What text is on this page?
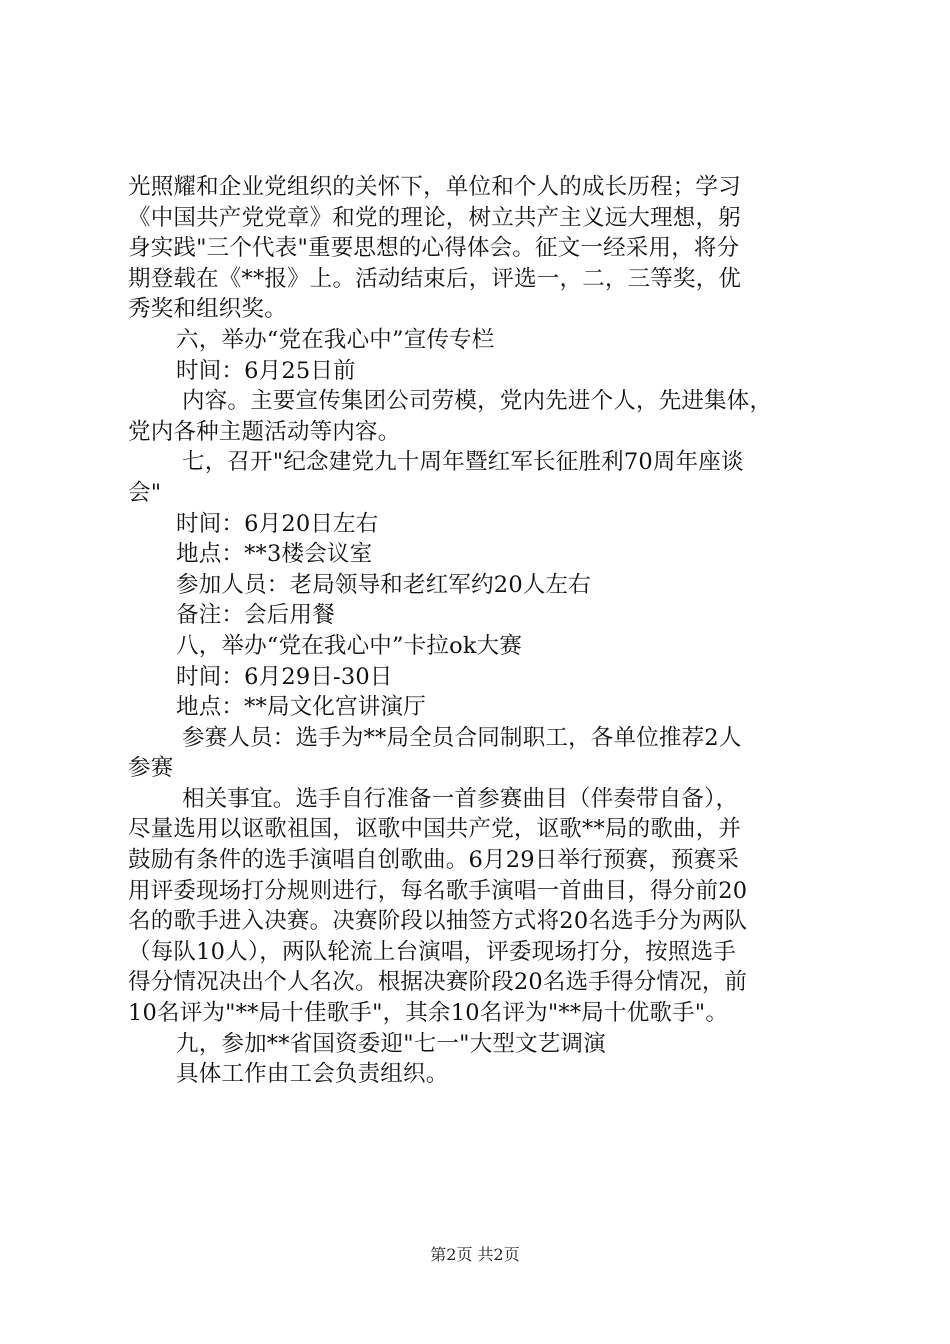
光照耀和企业党组织的关怀下，单位和个人的成长历程；学习
《中国共产党党章》和党的理论，树立共产主义远大理想，躬
身实践"三个代表"重要思想的心得体会。征文一经采用，将分
期登载在《**报》上。活动结束后，评选一，二，三等奖，优
秀奖和组织奖。
六，举办“党在我心中”宣传专栏
时间：6月25日前
内容。主要宣传集团公司劳模，党内先进个人，先进集体，
党内各种主题活动等内容。
七，召开"纪念建党九十周年暨红军长征胜利70周年座谈
会"
时间：6月20日左右
地点：**3楼会议室
参加人员：老局领导和老红军约20人左右
备注：会后用餐
八，举办“党在我心中”卡拉ok大赛
时间：6月29日-30日
地点：**局文化宫讲演厅
参赛人员：选手为**局全员合同制职工，各单位推荐2人
参赛
相关事宜。选手自行准备一首参赛曲目（伴奏带自备），
尽量选用以讴歌祖国，讴歌中国共产党，讴歌**局的歌曲，并
鼓励有条件的选手演唱自创歌曲。6月29日举行预赛，预赛采
用评委现场打分规则进行，每名歌手演唱一首曲目，得分前20
名的歌手进入决赛。决赛阶段以抽签方式将20名选手分为两队
（每队10人），两队轮流上台演唱，评委现场打分，按照选手
得分情况决出个人名次。根据决赛阶段20名选手得分情况，前
10名评为"**局十佳歌手"，其余10名评为"**局十优歌手"。
九，参加**省国资委迎"七一"大型文艺调演
具体工作由工会负责组织。
第2页 共2页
• • • • •
### TASK DIRECTIONS
Images should not appear in the copy; retype the listing above exactly.

### WRITTEN RESPONSE
What text is on this page?
光照耀和企业党组织的关怀下，单位和个人的成长历程；学习
《中国共产党党章》和党的理论，树立共产主义远大理想，躬
身实践"三个代表"重要思想的心得体会。征文一经采用，将分
期登载在《**报》上。活动结束后，评选一，二，三等奖，优
秀奖和组织奖。
六，举办“党在我心中”宣传专栏
时间：6月25日前
内容。主要宣传集团公司劳模，党内先进个人，先进集体，
党内各种主题活动等内容。
七，召开"纪念建党九十周年暨红军长征胜利70周年座谈
会"
时间：6月20日左右
地点：**3楼会议室
参加人员：老局领导和老红军约20人左右
备注：会后用餐
八，举办“党在我心中”卡拉ok大赛
时间：6月29日-30日
地点：**局文化宫讲演厅
参赛人员：选手为**局全员合同制职工，各单位推荐2人
参赛
相关事宜。选手自行准备一首参赛曲目（伴奏带自备），
尽量选用以讴歌祖国，讴歌中国共产党，讴歌**局的歌曲，并
鼓励有条件的选手演唱自创歌曲。6月29日举行预赛，预赛采
用评委现场打分规则进行，每名歌手演唱一首曲目，得分前20
名的歌手进入决赛。决赛阶段以抽签方式将20名选手分为两队
（每队10人），两队轮流上台演唱，评委现场打分，按照选手
得分情况决出个人名次。根据决赛阶段20名选手得分情况，前
10名评为"**局十佳歌手"，其余10名评为"**局十优歌手"。
九，参加**省国资委迎"七一"大型文艺调演
具体工作由工会负责组织。
第2页 共2页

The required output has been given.